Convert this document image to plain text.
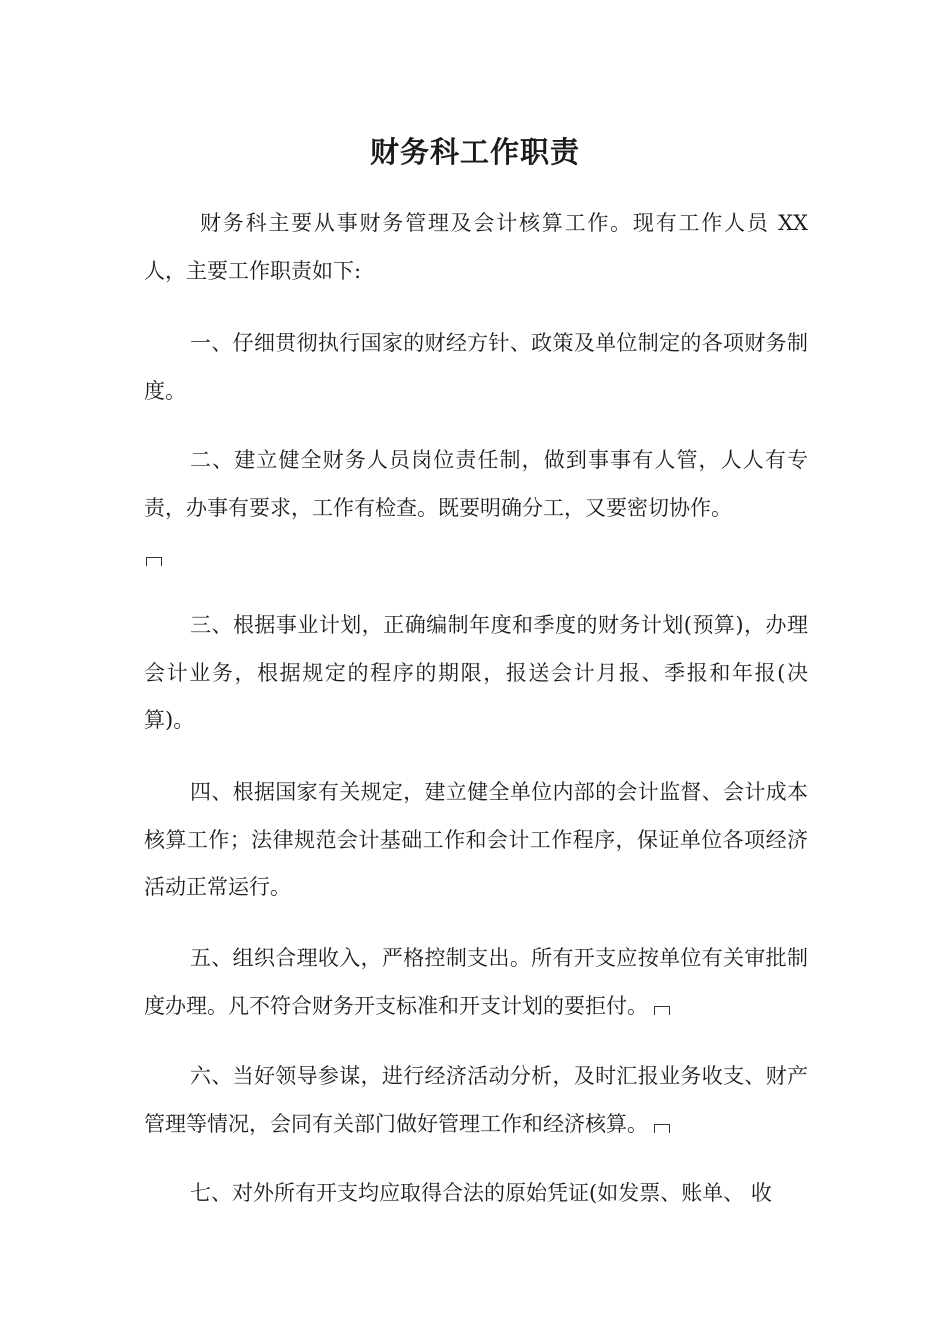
财务科工作职责

财务科主要从事财务管理及会计核算工作。现有工作人员 XX 人，主要工作职责如下:

一、仔细贯彻执行国家的财经方针、政策及单位制定的各项财务制度。

二、建立健全财务人员岗位责任制，做到事事有人管，人人有专责，办事有要求，工作有检查。既要明确分工，又要密切协作。

三、根据事业计划，正确编制年度和季度的财务计划(预算)，办理会计业务，根据规定的程序的期限，报送会计月报、季报和年报(决算)。

四、根据国家有关规定，建立健全单位内部的会计监督、会计成本核算工作；法律规范会计基础工作和会计工作程序，保证单位各项经济活动正常运行。

五、组织合理收入，严格控制支出。所有开支应按单位有关审批制度办理。凡不符合财务开支标准和开支计划的要拒付。

六、当好领导参谋，进行经济活动分析，及时汇报业务收支、财产管理等情况，会同有关部门做好管理工作和经济核算。

七、对外所有开支均应取得合法的原始凭证(如发票、账单、 收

* [GIVEN TASK]:
Leave out the pictures and give the listing above again exactly.

* [COMPLETED TASK]:
Convert this document image to plain text.
财务科工作职责

财务科主要从事财务管理及会计核算工作。现有工作人员 XX 人，主要工作职责如下:

一、仔细贯彻执行国家的财经方针、政策及单位制定的各项财务制度。

二、建立健全财务人员岗位责任制，做到事事有人管，人人有专责，办事有要求，工作有检查。既要明确分工，又要密切协作。

三、根据事业计划，正确编制年度和季度的财务计划(预算)，办理会计业务，根据规定的程序的期限，报送会计月报、季报和年报(决算)。

四、根据国家有关规定，建立健全单位内部的会计监督、会计成本核算工作；法律规范会计基础工作和会计工作程序，保证单位各项经济活动正常运行。

五、组织合理收入，严格控制支出。所有开支应按单位有关审批制度办理。凡不符合财务开支标准和开支计划的要拒付。

六、当好领导参谋，进行经济活动分析，及时汇报业务收支、财产管理等情况，会同有关部门做好管理工作和经济核算。

七、对外所有开支均应取得合法的原始凭证(如发票、账单、 收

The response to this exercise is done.